(Item position entries)

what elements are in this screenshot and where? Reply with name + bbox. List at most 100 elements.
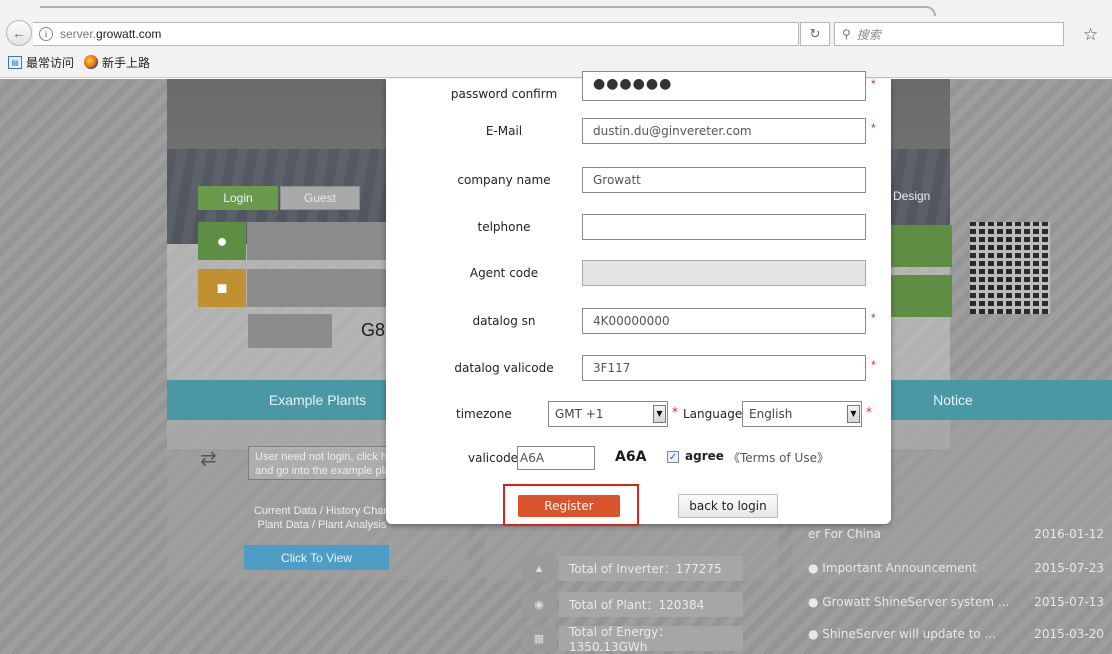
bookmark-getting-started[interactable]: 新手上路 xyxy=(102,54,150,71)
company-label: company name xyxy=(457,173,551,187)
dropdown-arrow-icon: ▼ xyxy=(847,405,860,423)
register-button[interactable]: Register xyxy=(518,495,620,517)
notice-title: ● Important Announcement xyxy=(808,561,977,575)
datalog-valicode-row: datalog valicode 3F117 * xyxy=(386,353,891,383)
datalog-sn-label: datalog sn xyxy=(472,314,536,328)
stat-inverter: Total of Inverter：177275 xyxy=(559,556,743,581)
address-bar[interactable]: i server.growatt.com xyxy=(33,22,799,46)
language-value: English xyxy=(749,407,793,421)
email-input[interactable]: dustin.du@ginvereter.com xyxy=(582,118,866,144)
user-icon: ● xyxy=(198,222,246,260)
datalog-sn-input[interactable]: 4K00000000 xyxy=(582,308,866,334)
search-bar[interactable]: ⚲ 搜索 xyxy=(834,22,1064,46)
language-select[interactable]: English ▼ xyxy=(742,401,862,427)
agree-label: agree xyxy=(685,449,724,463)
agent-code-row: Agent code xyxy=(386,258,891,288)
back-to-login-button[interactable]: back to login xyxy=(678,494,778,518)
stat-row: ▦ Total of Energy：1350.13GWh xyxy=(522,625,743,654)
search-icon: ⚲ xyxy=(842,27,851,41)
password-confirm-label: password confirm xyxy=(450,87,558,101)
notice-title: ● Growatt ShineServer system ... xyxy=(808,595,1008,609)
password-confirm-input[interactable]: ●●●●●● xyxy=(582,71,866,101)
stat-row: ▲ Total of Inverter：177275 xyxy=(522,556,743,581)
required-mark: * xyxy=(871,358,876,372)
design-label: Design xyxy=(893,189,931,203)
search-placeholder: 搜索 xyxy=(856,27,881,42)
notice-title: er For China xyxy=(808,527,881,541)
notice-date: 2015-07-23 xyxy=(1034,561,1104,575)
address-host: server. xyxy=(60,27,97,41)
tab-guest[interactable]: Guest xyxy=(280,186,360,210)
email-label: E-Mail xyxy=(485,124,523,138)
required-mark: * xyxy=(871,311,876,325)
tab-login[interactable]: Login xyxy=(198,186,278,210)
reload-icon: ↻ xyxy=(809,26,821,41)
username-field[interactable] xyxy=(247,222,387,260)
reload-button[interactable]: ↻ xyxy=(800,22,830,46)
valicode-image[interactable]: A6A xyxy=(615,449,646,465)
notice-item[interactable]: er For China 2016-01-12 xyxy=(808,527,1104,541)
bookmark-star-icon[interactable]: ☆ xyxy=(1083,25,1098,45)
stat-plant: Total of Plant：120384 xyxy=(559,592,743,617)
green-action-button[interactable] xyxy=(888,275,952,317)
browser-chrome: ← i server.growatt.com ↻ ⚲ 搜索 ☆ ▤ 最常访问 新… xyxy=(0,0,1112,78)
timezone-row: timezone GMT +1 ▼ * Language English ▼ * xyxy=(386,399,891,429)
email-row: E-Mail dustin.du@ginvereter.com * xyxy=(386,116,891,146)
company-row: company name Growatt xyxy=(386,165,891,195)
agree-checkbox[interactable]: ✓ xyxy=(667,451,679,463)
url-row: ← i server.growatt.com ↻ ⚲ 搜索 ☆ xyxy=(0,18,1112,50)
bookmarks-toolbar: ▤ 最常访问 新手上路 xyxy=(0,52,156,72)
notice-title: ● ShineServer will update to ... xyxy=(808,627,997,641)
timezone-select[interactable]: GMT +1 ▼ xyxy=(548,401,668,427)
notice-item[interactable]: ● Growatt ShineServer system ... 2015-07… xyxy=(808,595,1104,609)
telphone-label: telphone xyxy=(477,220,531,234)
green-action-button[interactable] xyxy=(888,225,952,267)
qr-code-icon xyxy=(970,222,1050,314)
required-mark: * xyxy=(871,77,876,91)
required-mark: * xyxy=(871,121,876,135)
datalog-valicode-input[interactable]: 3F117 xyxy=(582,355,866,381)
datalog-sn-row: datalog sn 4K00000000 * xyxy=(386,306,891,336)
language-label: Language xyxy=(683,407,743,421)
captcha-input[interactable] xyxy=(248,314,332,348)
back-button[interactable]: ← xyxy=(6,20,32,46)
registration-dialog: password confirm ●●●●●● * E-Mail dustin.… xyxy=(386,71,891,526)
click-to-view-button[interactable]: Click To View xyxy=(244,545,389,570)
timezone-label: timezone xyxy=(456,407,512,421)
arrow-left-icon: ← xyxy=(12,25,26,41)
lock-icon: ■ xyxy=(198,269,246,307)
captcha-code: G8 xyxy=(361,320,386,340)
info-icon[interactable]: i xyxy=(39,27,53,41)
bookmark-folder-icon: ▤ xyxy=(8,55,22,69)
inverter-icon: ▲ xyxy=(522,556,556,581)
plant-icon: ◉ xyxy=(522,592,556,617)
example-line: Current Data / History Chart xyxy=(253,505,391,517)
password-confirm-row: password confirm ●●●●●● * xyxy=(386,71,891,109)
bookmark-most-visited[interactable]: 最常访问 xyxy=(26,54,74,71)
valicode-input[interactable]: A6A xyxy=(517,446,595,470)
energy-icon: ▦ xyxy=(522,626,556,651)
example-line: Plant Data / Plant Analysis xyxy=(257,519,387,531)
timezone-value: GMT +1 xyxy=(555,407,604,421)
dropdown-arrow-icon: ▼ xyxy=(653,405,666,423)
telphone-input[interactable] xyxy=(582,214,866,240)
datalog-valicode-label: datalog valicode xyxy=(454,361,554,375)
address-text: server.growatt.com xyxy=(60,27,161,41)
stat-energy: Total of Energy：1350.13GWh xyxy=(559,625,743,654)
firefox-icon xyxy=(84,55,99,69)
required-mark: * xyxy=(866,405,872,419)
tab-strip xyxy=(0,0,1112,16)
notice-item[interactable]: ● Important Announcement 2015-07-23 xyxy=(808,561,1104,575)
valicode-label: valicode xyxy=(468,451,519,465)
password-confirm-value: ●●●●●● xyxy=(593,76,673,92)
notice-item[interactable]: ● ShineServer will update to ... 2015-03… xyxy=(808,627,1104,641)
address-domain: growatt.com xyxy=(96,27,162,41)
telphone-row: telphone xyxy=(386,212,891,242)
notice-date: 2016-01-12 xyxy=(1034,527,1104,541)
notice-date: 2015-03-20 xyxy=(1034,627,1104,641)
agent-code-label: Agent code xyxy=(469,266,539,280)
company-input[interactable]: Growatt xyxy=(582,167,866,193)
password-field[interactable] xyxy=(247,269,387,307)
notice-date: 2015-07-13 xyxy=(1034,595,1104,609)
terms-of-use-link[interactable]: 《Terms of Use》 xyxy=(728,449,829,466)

...

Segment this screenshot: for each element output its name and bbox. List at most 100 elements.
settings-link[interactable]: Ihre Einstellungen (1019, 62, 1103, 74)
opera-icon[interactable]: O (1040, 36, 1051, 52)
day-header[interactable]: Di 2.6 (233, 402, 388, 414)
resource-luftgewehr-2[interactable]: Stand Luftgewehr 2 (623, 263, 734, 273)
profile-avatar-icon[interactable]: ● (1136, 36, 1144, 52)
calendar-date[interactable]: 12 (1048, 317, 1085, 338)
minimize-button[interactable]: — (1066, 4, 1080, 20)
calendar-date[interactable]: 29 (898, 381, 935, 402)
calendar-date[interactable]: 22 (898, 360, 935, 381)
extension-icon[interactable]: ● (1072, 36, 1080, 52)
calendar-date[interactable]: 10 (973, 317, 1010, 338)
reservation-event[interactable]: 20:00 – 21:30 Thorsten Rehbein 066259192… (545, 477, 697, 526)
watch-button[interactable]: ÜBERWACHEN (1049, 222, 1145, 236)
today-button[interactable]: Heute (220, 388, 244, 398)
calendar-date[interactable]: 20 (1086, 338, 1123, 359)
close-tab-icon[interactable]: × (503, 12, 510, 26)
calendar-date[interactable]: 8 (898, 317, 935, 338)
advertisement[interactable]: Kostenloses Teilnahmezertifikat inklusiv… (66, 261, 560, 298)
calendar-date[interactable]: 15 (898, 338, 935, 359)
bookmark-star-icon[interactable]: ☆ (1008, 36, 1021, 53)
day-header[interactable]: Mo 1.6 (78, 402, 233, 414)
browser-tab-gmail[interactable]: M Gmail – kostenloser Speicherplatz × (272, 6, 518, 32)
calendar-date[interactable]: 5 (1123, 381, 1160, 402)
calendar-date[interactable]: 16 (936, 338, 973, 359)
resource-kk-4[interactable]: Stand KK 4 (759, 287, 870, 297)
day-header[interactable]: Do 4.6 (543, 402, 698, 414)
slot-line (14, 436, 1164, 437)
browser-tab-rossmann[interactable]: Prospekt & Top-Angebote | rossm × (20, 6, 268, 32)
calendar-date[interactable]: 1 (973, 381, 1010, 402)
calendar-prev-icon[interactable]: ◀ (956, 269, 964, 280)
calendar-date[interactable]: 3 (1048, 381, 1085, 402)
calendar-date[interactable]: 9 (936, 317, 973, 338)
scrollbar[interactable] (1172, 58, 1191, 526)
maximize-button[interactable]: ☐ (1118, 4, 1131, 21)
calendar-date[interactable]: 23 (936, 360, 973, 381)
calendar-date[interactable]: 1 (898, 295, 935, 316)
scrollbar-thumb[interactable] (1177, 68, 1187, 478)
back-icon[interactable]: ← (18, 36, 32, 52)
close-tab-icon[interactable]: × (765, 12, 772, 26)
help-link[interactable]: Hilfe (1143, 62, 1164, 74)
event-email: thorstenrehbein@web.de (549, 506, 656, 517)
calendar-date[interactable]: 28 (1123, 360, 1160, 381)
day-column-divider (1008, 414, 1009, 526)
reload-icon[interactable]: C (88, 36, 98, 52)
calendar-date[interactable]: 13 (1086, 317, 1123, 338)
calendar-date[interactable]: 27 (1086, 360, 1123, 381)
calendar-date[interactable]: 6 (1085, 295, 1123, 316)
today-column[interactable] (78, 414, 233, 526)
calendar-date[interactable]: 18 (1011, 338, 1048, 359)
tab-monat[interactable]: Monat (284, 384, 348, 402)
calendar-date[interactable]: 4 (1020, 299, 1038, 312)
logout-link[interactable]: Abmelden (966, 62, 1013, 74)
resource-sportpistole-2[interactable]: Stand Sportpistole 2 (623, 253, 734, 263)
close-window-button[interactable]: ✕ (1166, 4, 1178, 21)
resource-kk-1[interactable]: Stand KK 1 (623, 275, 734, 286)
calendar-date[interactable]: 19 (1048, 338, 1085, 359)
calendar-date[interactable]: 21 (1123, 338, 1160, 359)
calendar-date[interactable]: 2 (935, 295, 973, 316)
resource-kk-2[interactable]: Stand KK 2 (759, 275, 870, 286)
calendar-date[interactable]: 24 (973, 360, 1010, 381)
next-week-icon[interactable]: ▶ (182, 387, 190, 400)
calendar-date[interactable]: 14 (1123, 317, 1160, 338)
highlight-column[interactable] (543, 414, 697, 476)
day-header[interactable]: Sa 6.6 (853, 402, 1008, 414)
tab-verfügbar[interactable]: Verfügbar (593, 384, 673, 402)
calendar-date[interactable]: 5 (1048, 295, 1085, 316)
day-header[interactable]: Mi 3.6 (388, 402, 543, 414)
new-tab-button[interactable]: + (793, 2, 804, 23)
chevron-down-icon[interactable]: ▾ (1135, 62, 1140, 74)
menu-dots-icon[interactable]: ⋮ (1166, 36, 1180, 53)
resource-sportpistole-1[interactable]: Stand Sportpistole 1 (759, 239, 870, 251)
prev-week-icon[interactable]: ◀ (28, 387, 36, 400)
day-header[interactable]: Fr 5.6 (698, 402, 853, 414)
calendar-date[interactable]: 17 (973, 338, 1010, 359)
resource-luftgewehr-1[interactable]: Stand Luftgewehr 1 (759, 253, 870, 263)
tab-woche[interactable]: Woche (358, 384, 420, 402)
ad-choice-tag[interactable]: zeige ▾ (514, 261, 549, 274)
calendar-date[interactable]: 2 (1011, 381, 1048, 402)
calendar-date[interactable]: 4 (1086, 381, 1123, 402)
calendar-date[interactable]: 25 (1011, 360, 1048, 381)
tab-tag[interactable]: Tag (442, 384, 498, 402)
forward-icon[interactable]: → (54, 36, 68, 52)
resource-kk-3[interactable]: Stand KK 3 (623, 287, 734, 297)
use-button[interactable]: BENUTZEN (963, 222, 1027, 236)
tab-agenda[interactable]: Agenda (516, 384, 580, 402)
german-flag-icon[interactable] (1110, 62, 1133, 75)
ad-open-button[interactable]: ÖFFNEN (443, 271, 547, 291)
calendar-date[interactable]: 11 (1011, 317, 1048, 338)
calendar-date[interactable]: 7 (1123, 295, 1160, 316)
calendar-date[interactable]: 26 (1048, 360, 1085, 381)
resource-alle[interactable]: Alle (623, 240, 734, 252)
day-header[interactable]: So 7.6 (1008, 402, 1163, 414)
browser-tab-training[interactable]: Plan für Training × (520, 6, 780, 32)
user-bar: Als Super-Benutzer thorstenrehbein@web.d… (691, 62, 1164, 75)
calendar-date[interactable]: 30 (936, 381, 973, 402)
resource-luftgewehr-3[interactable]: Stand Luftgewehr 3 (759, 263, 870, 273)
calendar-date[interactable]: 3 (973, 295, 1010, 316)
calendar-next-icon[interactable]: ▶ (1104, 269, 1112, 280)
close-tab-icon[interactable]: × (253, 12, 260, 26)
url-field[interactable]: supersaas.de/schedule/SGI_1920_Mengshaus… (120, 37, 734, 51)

* TASK TO COMPLETE
Please write out the rows above exactly, covering the stretch from the line containing "Segment this screenshot: for" through the line containing "calendar-date[interactable]: 3 (1048, 381, 1085, 402)", and nothing else.

* TASK ANSWER
Segment this screenshot: for each element output its name and bbox. List at most 100 elements.
settings-link[interactable]: Ihre Einstellungen (1019, 62, 1103, 74)
opera-icon[interactable]: O (1040, 36, 1051, 52)
day-header[interactable]: Di 2.6 (233, 402, 388, 414)
resource-luftgewehr-2[interactable]: Stand Luftgewehr 2 (623, 263, 734, 273)
profile-avatar-icon[interactable]: ● (1136, 36, 1144, 52)
calendar-date[interactable]: 12 (1048, 317, 1085, 338)
minimize-button[interactable]: — (1066, 4, 1080, 20)
calendar-date[interactable]: 29 (898, 381, 935, 402)
calendar-date[interactable]: 22 (898, 360, 935, 381)
extension-icon[interactable]: ● (1072, 36, 1080, 52)
calendar-date[interactable]: 10 (973, 317, 1010, 338)
reservation-event[interactable]: 20:00 – 21:30 Thorsten Rehbein 066259192… (545, 477, 697, 526)
watch-button[interactable]: ÜBERWACHEN (1049, 222, 1145, 236)
today-button[interactable]: Heute (220, 388, 244, 398)
calendar-date[interactable]: 20 (1086, 338, 1123, 359)
close-tab-icon[interactable]: × (503, 12, 510, 26)
calendar-date[interactable]: 8 (898, 317, 935, 338)
advertisement[interactable]: Kostenloses Teilnahmezertifikat inklusiv… (66, 261, 560, 298)
calendar-date[interactable]: 15 (898, 338, 935, 359)
bookmark-star-icon[interactable]: ☆ (1008, 36, 1021, 53)
day-header[interactable]: Mo 1.6 (78, 402, 233, 414)
browser-tab-gmail[interactable]: M Gmail – kostenloser Speicherplatz × (272, 6, 518, 32)
calendar-date[interactable]: 5 (1123, 381, 1160, 402)
calendar-date[interactable]: 16 (936, 338, 973, 359)
resource-kk-4[interactable]: Stand KK 4 (759, 287, 870, 297)
day-header[interactable]: Do 4.6 (543, 402, 698, 414)
slot-line (14, 436, 1164, 437)
browser-tab-rossmann[interactable]: Prospekt & Top-Angebote | rossm × (20, 6, 268, 32)
calendar-date[interactable]: 1 (973, 381, 1010, 402)
calendar-prev-icon[interactable]: ◀ (956, 269, 964, 280)
calendar-date[interactable]: 3 (1048, 381, 1085, 402)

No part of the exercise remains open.